TASK DESCRIPTION
Transcribe every one of the entries below verbatim, line by line, omitting the pictures from your answer.

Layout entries
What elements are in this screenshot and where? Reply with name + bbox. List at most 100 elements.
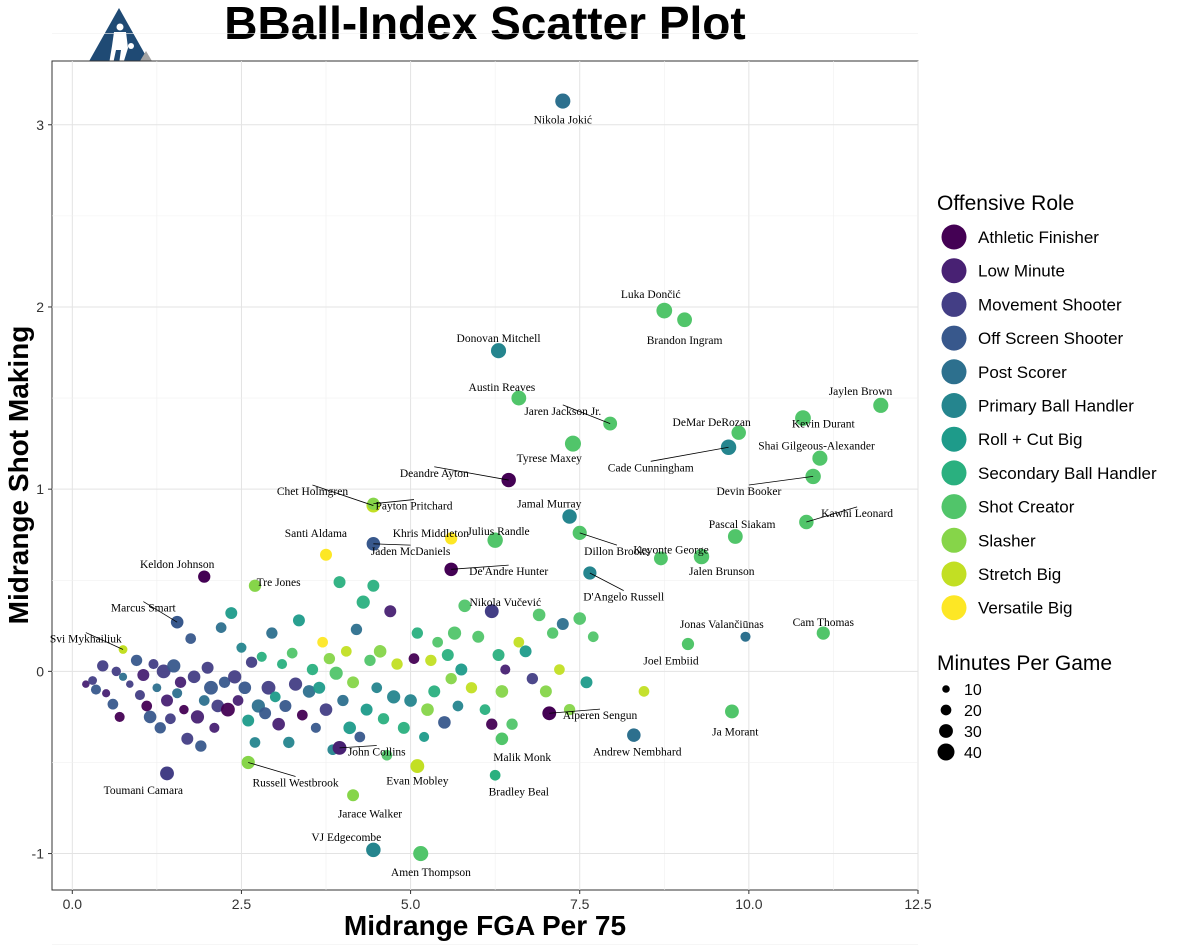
size-legend-dot bbox=[942, 685, 950, 693]
data-point bbox=[333, 576, 346, 589]
data-point bbox=[82, 680, 90, 688]
data-point bbox=[161, 694, 173, 707]
data-point bbox=[428, 685, 441, 698]
point-label: Malik Monk bbox=[493, 752, 551, 764]
data-point bbox=[266, 627, 278, 639]
size-legend: 10 20 30 40 bbox=[937, 682, 982, 762]
data-point-labeled bbox=[562, 509, 577, 524]
y-tick-label: 1 bbox=[36, 481, 44, 497]
data-point bbox=[198, 695, 210, 706]
legend-label: Versatile Big bbox=[978, 599, 1073, 618]
point-label: Austin Reaves bbox=[469, 382, 536, 394]
label-leader-line bbox=[748, 476, 814, 486]
point-label: Jonas Valančiūnas bbox=[680, 619, 764, 631]
label-leader-line bbox=[85, 632, 124, 650]
data-point bbox=[154, 722, 166, 734]
data-point bbox=[384, 605, 397, 618]
data-point-labeled bbox=[511, 390, 527, 406]
data-point bbox=[587, 631, 599, 643]
data-point-labeled bbox=[816, 626, 830, 640]
y-tick-label: 3 bbox=[36, 117, 44, 133]
data-point bbox=[472, 630, 485, 643]
size-legend-label: 40 bbox=[964, 745, 982, 762]
size-legend-dot bbox=[940, 704, 952, 716]
data-point bbox=[554, 664, 565, 675]
data-point-labeled bbox=[656, 302, 673, 319]
data-point bbox=[340, 645, 352, 657]
point-label: Pascal Siakam bbox=[709, 519, 776, 531]
data-point bbox=[165, 713, 176, 725]
legend-swatch bbox=[941, 359, 967, 385]
legend-label: Low Minute bbox=[978, 262, 1065, 281]
point-label: Deandre Ayton bbox=[400, 468, 469, 480]
data-point bbox=[245, 656, 258, 668]
data-point bbox=[306, 663, 319, 676]
data-point bbox=[302, 685, 316, 698]
data-point-labeled bbox=[347, 789, 360, 802]
point-label: D'Angelo Russell bbox=[583, 592, 664, 604]
data-point bbox=[377, 713, 390, 725]
data-point bbox=[232, 695, 244, 706]
data-point bbox=[242, 714, 255, 727]
data-point-labeled bbox=[725, 704, 739, 719]
legend-swatch bbox=[941, 258, 967, 284]
point-label: Dillon Brooks bbox=[584, 546, 650, 558]
data-point bbox=[220, 702, 235, 717]
point-label: Evan Mobley bbox=[386, 776, 449, 788]
legend-swatch bbox=[941, 291, 967, 317]
legend-swatch bbox=[941, 224, 967, 250]
data-point bbox=[371, 682, 383, 694]
data-point-labeled bbox=[681, 637, 695, 651]
data-point bbox=[292, 614, 305, 627]
legend-swatch bbox=[941, 595, 967, 621]
point-labels: Nikola Jokić Luka Dončić Brandon Ingram Don… bbox=[50, 114, 893, 878]
data-point bbox=[500, 664, 511, 675]
grid bbox=[52, 33, 919, 945]
data-point bbox=[323, 652, 336, 665]
point-label: Tyrese Maxey bbox=[517, 453, 583, 465]
point-label: John Collins bbox=[348, 747, 406, 759]
point-label: Nikola Vučević bbox=[470, 597, 542, 609]
data-point bbox=[172, 688, 183, 699]
data-point bbox=[310, 722, 321, 733]
data-point bbox=[573, 612, 587, 625]
data-point bbox=[539, 685, 552, 698]
point-label: Donovan Mitchell bbox=[457, 333, 541, 345]
data-point bbox=[373, 645, 387, 658]
data-point bbox=[261, 680, 276, 695]
point-label: Keldon Johnson bbox=[140, 559, 215, 571]
size-legend-dot bbox=[939, 724, 953, 738]
data-point bbox=[218, 676, 231, 688]
data-point bbox=[102, 689, 111, 698]
chart-title: BBall-Index Scatter Plot bbox=[224, 0, 745, 49]
point-label: Bradley Beal bbox=[489, 787, 549, 799]
point-label: Jalen Brunson bbox=[689, 566, 755, 578]
data-point-labeled bbox=[727, 529, 743, 544]
label-leader-line bbox=[248, 762, 296, 777]
data-point bbox=[495, 685, 509, 698]
y-tick-label: -1 bbox=[32, 846, 45, 862]
point-label: Jaylen Brown bbox=[829, 386, 893, 398]
data-point-labeled bbox=[677, 312, 692, 328]
data-point bbox=[238, 681, 252, 695]
data-point bbox=[411, 627, 424, 639]
data-point bbox=[337, 694, 349, 707]
data-point bbox=[313, 681, 326, 694]
legend-label: Post Scorer bbox=[978, 363, 1067, 382]
label-leader-line bbox=[562, 404, 611, 424]
legend-swatch bbox=[941, 561, 967, 587]
point-label: Nikola Jokić bbox=[534, 114, 592, 126]
point-label: Keyonte George bbox=[633, 544, 708, 556]
x-tick-label: 10.0 bbox=[735, 896, 762, 912]
data-point bbox=[532, 608, 546, 622]
point-label: Jaren Jackson Jr. bbox=[524, 406, 601, 418]
point-label: Kevin Durant bbox=[792, 419, 856, 431]
data-point-labeled bbox=[603, 416, 618, 431]
data-point bbox=[143, 710, 157, 724]
data-point bbox=[347, 676, 360, 689]
data-point bbox=[441, 648, 454, 661]
legend-label: Shot Creator bbox=[978, 498, 1075, 517]
data-point-labeled bbox=[484, 604, 499, 619]
data-point-labeled bbox=[410, 759, 425, 774]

SOLUTION FOR THIS TASK
What elements are in this screenshot and where? Reply with name + bbox. List at most 100 elements.
size-legend-dot bbox=[942, 685, 950, 693]
data-point bbox=[333, 576, 346, 589]
data-point bbox=[82, 680, 90, 688]
data-point bbox=[161, 694, 173, 707]
data-point bbox=[428, 685, 441, 698]
point-label: Malik Monk bbox=[493, 752, 551, 764]
data-point bbox=[266, 627, 278, 639]
size-legend: 10 20 30 40 bbox=[937, 682, 982, 762]
data-point-labeled bbox=[562, 509, 577, 524]
y-tick-label: 1 bbox=[36, 481, 44, 497]
data-point bbox=[198, 695, 210, 706]
legend-label: Versatile Big bbox=[978, 599, 1073, 618]
point-label: Austin Reaves bbox=[469, 382, 536, 394]
label-leader-line bbox=[748, 476, 814, 486]
point-label: Jonas Valančiūnas bbox=[680, 619, 764, 631]
label-leader-line bbox=[85, 632, 124, 650]
data-point bbox=[154, 722, 166, 734]
data-point bbox=[384, 605, 397, 618]
data-point-labeled bbox=[511, 390, 527, 406]
data-point bbox=[587, 631, 599, 643]
data-point-labeled bbox=[816, 626, 830, 640]
y-tick-label: 3 bbox=[36, 117, 44, 133]
data-point bbox=[472, 630, 485, 643]
size-legend-label: 40 bbox=[964, 745, 982, 762]
size-legend-dot bbox=[940, 704, 952, 716]
data-point bbox=[554, 664, 565, 675]
data-point-labeled bbox=[656, 302, 673, 319]
data-point bbox=[340, 645, 352, 657]
point-label: Pascal Siakam bbox=[709, 519, 776, 531]
data-point bbox=[165, 713, 176, 725]
legend-swatch bbox=[941, 359, 967, 385]
legend-label: Low Minute bbox=[978, 262, 1065, 281]
point-label: Deandre Ayton bbox=[400, 468, 469, 480]
data-point bbox=[245, 656, 258, 668]
data-point bbox=[306, 663, 319, 676]
data-point bbox=[302, 685, 316, 698]
data-point-labeled bbox=[347, 789, 360, 802]
point-label: D'Angelo Russell bbox=[583, 592, 664, 604]
data-point bbox=[377, 713, 390, 725]
data-point bbox=[232, 695, 244, 706]
data-point bbox=[242, 714, 255, 727]
data-point-labeled bbox=[725, 704, 739, 719]
legend-swatch bbox=[941, 258, 967, 284]
point-label: Dillon Brooks bbox=[584, 546, 650, 558]
data-point bbox=[220, 702, 235, 717]
point-label: Evan Mobley bbox=[386, 776, 449, 788]
legend-swatch bbox=[941, 291, 967, 317]
legend-swatch bbox=[941, 224, 967, 250]
data-point bbox=[371, 682, 383, 694]
data-point-labeled bbox=[681, 637, 695, 651]
data-point bbox=[292, 614, 305, 627]
legend-swatch bbox=[941, 595, 967, 621]
point-labels: Nikola Jokić Luka Dončić Brandon Ingram Don… bbox=[50, 114, 893, 878]
data-point bbox=[500, 664, 511, 675]
grid bbox=[52, 33, 919, 945]
data-point bbox=[323, 652, 336, 665]
point-label: Tyrese Maxey bbox=[517, 453, 583, 465]
point-label: John Collins bbox=[348, 747, 406, 759]
point-label: Nikola Vučević bbox=[470, 597, 542, 609]
data-point bbox=[172, 688, 183, 699]
data-point bbox=[310, 722, 321, 733]
data-point bbox=[573, 612, 587, 625]
data-point bbox=[539, 685, 552, 698]
point-label: Donovan Mitchell bbox=[457, 333, 541, 345]
data-point bbox=[373, 645, 387, 658]
data-point bbox=[261, 680, 276, 695]
point-label: Keldon Johnson bbox=[140, 559, 215, 571]
size-legend-dot bbox=[939, 724, 953, 738]
data-point bbox=[218, 676, 231, 688]
data-point bbox=[102, 689, 111, 698]
chart-title: BBall-Index Scatter Plot bbox=[224, 0, 745, 49]
point-label: Bradley Beal bbox=[489, 787, 549, 799]
point-label: Jalen Brunson bbox=[689, 566, 755, 578]
data-point-labeled bbox=[727, 529, 743, 544]
label-leader-line bbox=[248, 762, 296, 777]
data-point bbox=[495, 685, 509, 698]
y-tick-label: -1 bbox=[32, 846, 45, 862]
point-label: Jaylen Brown bbox=[829, 386, 893, 398]
data-point-labeled bbox=[677, 312, 692, 328]
data-point bbox=[238, 681, 252, 695]
data-point bbox=[411, 627, 424, 639]
data-point bbox=[337, 694, 349, 707]
data-point bbox=[313, 681, 326, 694]
legend-label: Post Scorer bbox=[978, 363, 1067, 382]
label-leader-line bbox=[562, 404, 611, 424]
legend-swatch bbox=[941, 561, 967, 587]
point-label: Nikola Jokić bbox=[534, 114, 592, 126]
point-label: Keyonte George bbox=[633, 544, 708, 556]
x-tick-label: 10.0 bbox=[735, 896, 762, 912]
data-point bbox=[532, 608, 546, 622]
point-label: Jaren Jackson Jr. bbox=[524, 406, 601, 418]
point-label: Kevin Durant bbox=[792, 419, 856, 431]
data-point-labeled bbox=[603, 416, 618, 431]
data-point bbox=[143, 710, 157, 724]
data-point bbox=[347, 676, 360, 689]
data-point bbox=[441, 648, 454, 661]
legend-label: Shot Creator bbox=[978, 498, 1075, 517]
data-point-labeled bbox=[484, 604, 499, 619]
data-point-labeled bbox=[410, 759, 425, 774]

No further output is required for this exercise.